Horizon délirante, écrin de fantasmes improbables, parfois inclus dans certaines structures paranoiaques à grande échelle, le Mondialisme, vision d'un ordre Mondial libéré des Nations parasites, est promu par une majorité de leaders politiques et de gouvernements. Cette perspective par essence totalitaire, dont les clés sont aujourd'hui accessibles (ou en passe de l'être) à l'ensemble des peuples, a son armée de réserve : chacun la nommera comme il voudra, lui trouvera toutes les ramifications possibles, elle se compose essentiellement de ce qui est ici désigné sous le terme de "libéraux-bourgeois". 

 Il n’y a pas de complot(s) : il y a une vue de l’esprit que chacun a admis. Cette vue de l’esprit est acquise par paresse, par suivisme, par lâcheté ; il ne s’agit pas simplement d’opportunisme, de mesquinerie ou de haine. Les gourous eux-mêmes peuvent être persuadés du bien-fondé de leur vision, d’ailleurs, s’ils trouvent écho en permanence et que leur défiance à la raison ou à l’harmonie est accepté passivement, voir suscite une approbation majoritaire et sans remous.

= = = = = = =

Travail demandé>
A – D'après le texte, sous quel terme est désignée l'armée de réserve du Mondialisme ?
B – Indiquez si chacune des affirmations suivantes concorde avec le texte, en citant les mots qui tranchent : (i) le texte affirme l'existence d'un complot ; (ii) le Mondialisme est promu par une majorité de leaders politiques et de gouvernements ; (iii) la vue de l'esprit dont parle le texte est acquise notamment par paresse.
C – Recopiez fidèlement tout le passage du texte, depuis « Il n’y a pas » jusqu'à « et sans remous. ».
Appuyez-vous uniquement sur le texte pour répondre.

Données fournies>
= = = = = = =

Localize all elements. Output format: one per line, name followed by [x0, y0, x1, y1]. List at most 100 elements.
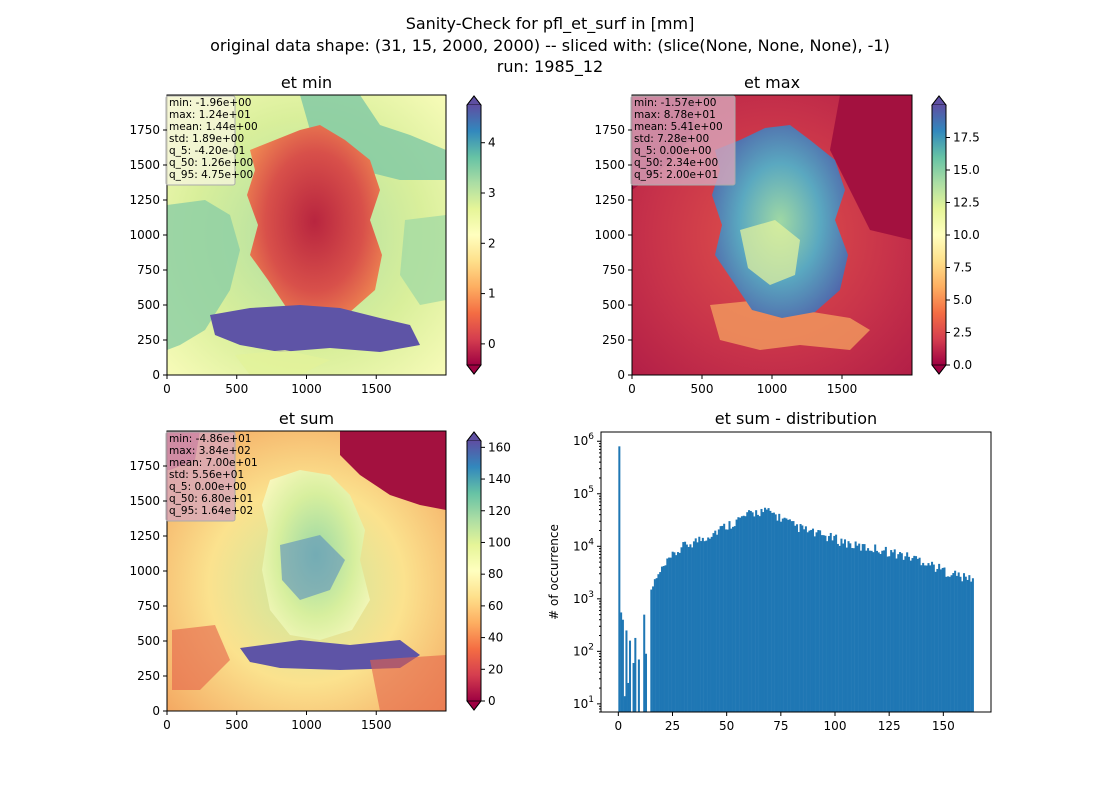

= = = = = = =

Réponses>
A – Sous le terme de « libéraux-bourgeois ».

B –
(i) Non : « Il n’y a pas de complot(s) ».
(ii) Oui : « est promu par une majorité de leaders politiques et de gouvernements ».
(iii) Oui : « Cette vue de l’esprit est acquise par paresse, par suivisme, par lâcheté ».

C –
Il n’y a pas de complot(s) : il y a une vue de l’esprit que chacun a admis. Cette vue de l’esprit est acquise par paresse, par suivisme, par lâcheté ; il ne s’agit pas simplement d’opportunisme, de mesquinerie ou de haine. Les gourous eux-mêmes peuvent être persuadés du bien-fondé de leur vision, d’ailleurs, s’ils trouvent écho en permanence et que leur défiance à la raison ou à l’harmonie est accepté passivement, voir suscite une approbation majoritaire et sans remous.